== Source material ==
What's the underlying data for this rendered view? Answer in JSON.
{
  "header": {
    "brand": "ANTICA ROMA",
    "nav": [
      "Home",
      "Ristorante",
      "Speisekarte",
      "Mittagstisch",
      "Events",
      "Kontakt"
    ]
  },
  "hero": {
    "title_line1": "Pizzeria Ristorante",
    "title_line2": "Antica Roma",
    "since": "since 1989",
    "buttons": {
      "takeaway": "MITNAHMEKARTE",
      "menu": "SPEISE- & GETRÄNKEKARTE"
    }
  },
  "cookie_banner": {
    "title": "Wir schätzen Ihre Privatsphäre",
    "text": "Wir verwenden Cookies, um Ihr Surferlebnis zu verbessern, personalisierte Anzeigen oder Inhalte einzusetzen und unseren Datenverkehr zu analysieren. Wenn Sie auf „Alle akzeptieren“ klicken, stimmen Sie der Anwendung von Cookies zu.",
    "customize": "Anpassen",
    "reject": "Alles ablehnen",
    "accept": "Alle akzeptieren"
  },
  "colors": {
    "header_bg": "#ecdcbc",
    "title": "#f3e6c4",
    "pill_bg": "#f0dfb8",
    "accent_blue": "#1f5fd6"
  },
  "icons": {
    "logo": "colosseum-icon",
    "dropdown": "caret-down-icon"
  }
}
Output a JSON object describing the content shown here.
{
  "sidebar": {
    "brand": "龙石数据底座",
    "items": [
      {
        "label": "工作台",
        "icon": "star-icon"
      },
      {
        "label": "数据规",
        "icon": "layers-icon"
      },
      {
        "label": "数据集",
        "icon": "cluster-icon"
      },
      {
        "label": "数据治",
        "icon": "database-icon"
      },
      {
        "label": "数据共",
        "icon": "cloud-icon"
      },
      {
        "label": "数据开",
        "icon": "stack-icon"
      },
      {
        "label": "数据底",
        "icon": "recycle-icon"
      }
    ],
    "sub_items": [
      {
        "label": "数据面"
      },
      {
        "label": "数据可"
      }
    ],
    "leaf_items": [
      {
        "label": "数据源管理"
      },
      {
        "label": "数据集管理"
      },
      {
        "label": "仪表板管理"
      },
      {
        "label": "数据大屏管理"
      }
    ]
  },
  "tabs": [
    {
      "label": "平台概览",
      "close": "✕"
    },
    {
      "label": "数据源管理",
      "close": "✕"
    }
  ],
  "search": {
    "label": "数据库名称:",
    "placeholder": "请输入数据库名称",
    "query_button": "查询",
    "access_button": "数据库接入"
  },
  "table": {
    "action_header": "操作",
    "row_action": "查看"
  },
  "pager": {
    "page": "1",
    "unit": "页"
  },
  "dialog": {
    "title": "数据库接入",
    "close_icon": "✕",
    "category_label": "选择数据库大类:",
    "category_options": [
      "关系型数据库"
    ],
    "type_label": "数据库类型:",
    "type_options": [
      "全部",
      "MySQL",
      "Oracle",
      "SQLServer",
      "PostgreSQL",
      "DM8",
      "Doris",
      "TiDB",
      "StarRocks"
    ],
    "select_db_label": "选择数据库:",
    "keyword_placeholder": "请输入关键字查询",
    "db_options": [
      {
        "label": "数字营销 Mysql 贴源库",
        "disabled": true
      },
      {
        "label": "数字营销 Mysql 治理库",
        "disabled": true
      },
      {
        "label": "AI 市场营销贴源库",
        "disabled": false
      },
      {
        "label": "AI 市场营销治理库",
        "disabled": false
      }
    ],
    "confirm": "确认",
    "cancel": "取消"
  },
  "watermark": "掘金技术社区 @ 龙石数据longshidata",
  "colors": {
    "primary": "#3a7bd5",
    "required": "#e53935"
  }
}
===
* Aim of the task
Which lines above contain "Ristorante"? Show each of them.

* Expected output
      "Ristorante",
    "title_line1": "Pizzeria Ristorante",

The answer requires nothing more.